Task: Every line of the material below should be repeated exactly.

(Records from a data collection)
>>>>
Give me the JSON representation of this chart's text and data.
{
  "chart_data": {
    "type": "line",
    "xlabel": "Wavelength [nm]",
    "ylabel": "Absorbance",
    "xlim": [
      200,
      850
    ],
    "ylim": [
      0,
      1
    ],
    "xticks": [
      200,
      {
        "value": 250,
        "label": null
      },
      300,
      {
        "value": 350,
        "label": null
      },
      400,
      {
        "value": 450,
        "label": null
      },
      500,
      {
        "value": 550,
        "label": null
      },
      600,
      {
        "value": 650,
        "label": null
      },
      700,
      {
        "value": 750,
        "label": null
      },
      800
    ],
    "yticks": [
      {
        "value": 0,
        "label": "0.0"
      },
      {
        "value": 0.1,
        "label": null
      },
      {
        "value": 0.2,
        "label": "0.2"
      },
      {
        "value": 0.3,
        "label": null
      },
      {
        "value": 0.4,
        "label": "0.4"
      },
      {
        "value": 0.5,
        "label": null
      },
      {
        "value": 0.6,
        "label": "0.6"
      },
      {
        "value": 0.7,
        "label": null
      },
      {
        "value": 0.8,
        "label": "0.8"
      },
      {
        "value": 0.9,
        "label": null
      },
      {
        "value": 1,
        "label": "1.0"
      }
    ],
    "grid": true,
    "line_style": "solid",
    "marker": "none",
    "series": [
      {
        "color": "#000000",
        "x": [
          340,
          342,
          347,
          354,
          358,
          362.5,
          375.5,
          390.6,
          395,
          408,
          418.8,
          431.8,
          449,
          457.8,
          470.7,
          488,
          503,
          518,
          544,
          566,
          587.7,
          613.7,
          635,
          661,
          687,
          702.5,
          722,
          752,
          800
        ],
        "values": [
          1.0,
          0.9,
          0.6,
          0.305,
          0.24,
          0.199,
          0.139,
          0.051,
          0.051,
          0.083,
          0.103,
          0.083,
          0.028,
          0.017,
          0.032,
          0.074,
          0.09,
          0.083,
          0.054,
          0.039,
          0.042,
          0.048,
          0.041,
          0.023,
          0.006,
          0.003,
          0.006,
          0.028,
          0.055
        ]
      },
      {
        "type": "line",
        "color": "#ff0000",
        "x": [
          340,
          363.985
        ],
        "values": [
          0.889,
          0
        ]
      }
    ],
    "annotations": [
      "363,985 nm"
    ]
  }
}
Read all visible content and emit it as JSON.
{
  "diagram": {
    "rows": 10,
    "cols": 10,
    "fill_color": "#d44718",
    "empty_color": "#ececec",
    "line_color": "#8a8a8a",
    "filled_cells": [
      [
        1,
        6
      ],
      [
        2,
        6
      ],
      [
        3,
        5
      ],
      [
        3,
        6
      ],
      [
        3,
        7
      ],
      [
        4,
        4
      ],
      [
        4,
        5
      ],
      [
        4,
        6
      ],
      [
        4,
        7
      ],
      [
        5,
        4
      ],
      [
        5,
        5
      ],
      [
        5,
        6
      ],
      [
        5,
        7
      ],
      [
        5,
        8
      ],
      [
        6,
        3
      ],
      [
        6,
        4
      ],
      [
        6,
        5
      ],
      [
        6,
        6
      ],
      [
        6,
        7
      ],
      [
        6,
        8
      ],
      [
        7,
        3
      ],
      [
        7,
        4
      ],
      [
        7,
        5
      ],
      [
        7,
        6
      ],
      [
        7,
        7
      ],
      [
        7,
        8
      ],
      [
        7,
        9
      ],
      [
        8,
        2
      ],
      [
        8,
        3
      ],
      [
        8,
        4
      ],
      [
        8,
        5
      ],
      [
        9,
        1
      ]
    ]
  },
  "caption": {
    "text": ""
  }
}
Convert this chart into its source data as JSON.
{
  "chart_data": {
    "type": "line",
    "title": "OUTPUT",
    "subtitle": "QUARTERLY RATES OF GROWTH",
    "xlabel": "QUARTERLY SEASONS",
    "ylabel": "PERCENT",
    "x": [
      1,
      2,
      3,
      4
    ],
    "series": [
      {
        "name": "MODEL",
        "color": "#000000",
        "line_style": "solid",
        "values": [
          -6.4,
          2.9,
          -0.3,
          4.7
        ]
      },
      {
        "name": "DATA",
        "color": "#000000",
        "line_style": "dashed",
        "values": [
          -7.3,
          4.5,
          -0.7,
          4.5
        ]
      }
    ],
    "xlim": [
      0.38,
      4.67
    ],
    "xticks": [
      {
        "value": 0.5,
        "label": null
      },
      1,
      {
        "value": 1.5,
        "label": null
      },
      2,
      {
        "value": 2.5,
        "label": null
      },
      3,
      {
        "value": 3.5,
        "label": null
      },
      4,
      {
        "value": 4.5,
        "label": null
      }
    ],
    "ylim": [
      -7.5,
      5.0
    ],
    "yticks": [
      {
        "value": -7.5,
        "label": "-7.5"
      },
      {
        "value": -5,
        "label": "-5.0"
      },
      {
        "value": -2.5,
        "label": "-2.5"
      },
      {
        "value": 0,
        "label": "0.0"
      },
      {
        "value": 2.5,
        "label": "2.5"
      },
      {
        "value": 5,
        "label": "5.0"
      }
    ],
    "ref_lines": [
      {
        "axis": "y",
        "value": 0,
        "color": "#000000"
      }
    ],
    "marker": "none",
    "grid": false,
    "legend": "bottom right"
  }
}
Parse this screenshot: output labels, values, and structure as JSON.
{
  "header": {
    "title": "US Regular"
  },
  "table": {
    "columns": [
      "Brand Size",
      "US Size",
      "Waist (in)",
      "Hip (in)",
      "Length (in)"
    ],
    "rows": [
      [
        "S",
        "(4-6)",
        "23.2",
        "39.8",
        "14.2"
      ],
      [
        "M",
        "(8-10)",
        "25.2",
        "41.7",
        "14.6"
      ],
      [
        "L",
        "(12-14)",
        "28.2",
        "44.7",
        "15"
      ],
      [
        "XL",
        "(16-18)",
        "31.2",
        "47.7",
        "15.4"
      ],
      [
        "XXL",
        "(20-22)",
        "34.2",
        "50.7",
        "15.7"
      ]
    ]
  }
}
<<<<
Exercise answer:
Give me the JSON representation of this chart's text and data.
{
  "chart_data": {
    "type": "line",
    "xlabel": "Wavelength [nm]",
    "ylabel": "Absorbance",
    "xlim": [
      200,
      850
    ],
    "ylim": [
      0,
      1
    ],
    "xticks": [
      200,
      {
        "value": 250,
        "label": null
      },
      300,
      {
        "value": 350,
        "label": null
      },
      400,
      {
        "value": 450,
        "label": null
      },
      500,
      {
        "value": 550,
        "label": null
      },
      600,
      {
        "value": 650,
        "label": null
      },
      700,
      {
        "value": 750,
        "label": null
      },
      800
    ],
    "yticks": [
      {
        "value": 0,
        "label": "0.0"
      },
      {
        "value": 0.1,
        "label": null
      },
      {
        "value": 0.2,
        "label": "0.2"
      },
      {
        "value": 0.3,
        "label": null
      },
      {
        "value": 0.4,
        "label": "0.4"
      },
      {
        "value": 0.5,
        "label": null
      },
      {
        "value": 0.6,
        "label": "0.6"
      },
      {
        "value": 0.7,
        "label": null
      },
      {
        "value": 0.8,
        "label": "0.8"
      },
      {
        "value": 0.9,
        "label": null
      },
      {
        "value": 1,
        "label": "1.0"
      }
    ],
    "grid": true,
    "line_style": "solid",
    "marker": "none",
    "series": [
      {
        "color": "#000000",
        "x": [
          340,
          342,
          347,
          354,
          358,
          362.5,
          375.5,
          390.6,
          395,
          408,
          418.8,
          431.8,
          449,
          457.8,
          470.7,
          488,
          503,
          518,
          544,
          566,
          587.7,
          613.7,
          635,
          661,
          687,
          702.5,
          722,
          752,
          800
        ],
        "values": [
          1.0,
          0.9,
          0.6,
          0.305,
          0.24,
          0.199,
          0.139,
          0.051,
          0.051,
          0.083,
          0.103,
          0.083,
          0.028,
          0.017,
          0.032,
          0.074,
          0.09,
          0.083,
          0.054,
          0.039,
          0.042,
          0.048,
          0.041,
          0.023,
          0.006,
          0.003,
          0.006,
          0.028,
          0.055
        ]
      },
      {
        "type": "line",
        "color": "#ff0000",
        "x": [
          340,
          363.985
        ],
        "values": [
          0.889,
          0
        ]
      }
    ],
    "annotations": [
      "363,985 nm"
    ]
  }
}
Read all visible content and emit it as JSON.
{
  "diagram": {
    "rows": 10,
    "cols": 10,
    "fill_color": "#d44718",
    "empty_color": "#ececec",
    "line_color": "#8a8a8a",
    "filled_cells": [
      [
        1,
        6
      ],
      [
        2,
        6
      ],
      [
        3,
        5
      ],
      [
        3,
        6
      ],
      [
        3,
        7
      ],
      [
        4,
        4
      ],
      [
        4,
        5
      ],
      [
        4,
        6
      ],
      [
        4,
        7
      ],
      [
        5,
        4
      ],
      [
        5,
        5
      ],
      [
        5,
        6
      ],
      [
        5,
        7
      ],
      [
        5,
        8
      ],
      [
        6,
        3
      ],
      [
        6,
        4
      ],
      [
        6,
        5
      ],
      [
        6,
        6
      ],
      [
        6,
        7
      ],
      [
        6,
        8
      ],
      [
        7,
        3
      ],
      [
        7,
        4
      ],
      [
        7,
        5
      ],
      [
        7,
        6
      ],
      [
        7,
        7
      ],
      [
        7,
        8
      ],
      [
        7,
        9
      ],
      [
        8,
        2
      ],
      [
        8,
        3
      ],
      [
        8,
        4
      ],
      [
        8,
        5
      ],
      [
        9,
        1
      ]
    ]
  },
  "caption": {
    "text": ""
  }
}
Convert this chart into its source data as JSON.
{
  "chart_data": {
    "type": "line",
    "title": "OUTPUT",
    "subtitle": "QUARTERLY RATES OF GROWTH",
    "xlabel": "QUARTERLY SEASONS",
    "ylabel": "PERCENT",
    "x": [
      1,
      2,
      3,
      4
    ],
    "series": [
      {
        "name": "MODEL",
        "color": "#000000",
        "line_style": "solid",
        "values": [
          -6.4,
          2.9,
          -0.3,
          4.7
        ]
      },
      {
        "name": "DATA",
        "color": "#000000",
        "line_style": "dashed",
        "values": [
          -7.3,
          4.5,
          -0.7,
          4.5
        ]
      }
    ],
    "xlim": [
      0.38,
      4.67
    ],
    "xticks": [
      {
        "value": 0.5,
        "label": null
      },
      1,
      {
        "value": 1.5,
        "label": null
      },
      2,
      {
        "value": 2.5,
        "label": null
      },
      3,
      {
        "value": 3.5,
        "label": null
      },
      4,
      {
        "value": 4.5,
        "label": null
      }
    ],
    "ylim": [
      -7.5,
      5.0
    ],
    "yticks": [
      {
        "value": -7.5,
        "label": "-7.5"
      },
      {
        "value": -5,
        "label": "-5.0"
      },
      {
        "value": -2.5,
        "label": "-2.5"
      },
      {
        "value": 0,
        "label": "0.0"
      },
      {
        "value": 2.5,
        "label": "2.5"
      },
      {
        "value": 5,
        "label": "5.0"
      }
    ],
    "ref_lines": [
      {
        "axis": "y",
        "value": 0,
        "color": "#000000"
      }
    ],
    "marker": "none",
    "grid": false,
    "legend": "bottom right"
  }
}
Parse this screenshot: output labels, values, and structure as JSON.
{
  "header": {
    "title": "US Regular"
  },
  "table": {
    "columns": [
      "Brand Size",
      "US Size",
      "Waist (in)",
      "Hip (in)",
      "Length (in)"
    ],
    "rows": [
      [
        "S",
        "(4-6)",
        "23.2",
        "39.8",
        "14.2"
      ],
      [
        "M",
        "(8-10)",
        "25.2",
        "41.7",
        "14.6"
      ],
      [
        "L",
        "(12-14)",
        "28.2",
        "44.7",
        "15"
      ],
      [
        "XL",
        "(16-18)",
        "31.2",
        "47.7",
        "15.4"
      ],
      [
        "XXL",
        "(20-22)",
        "34.2",
        "50.7",
        "15.7"
      ]
    ]
  }
}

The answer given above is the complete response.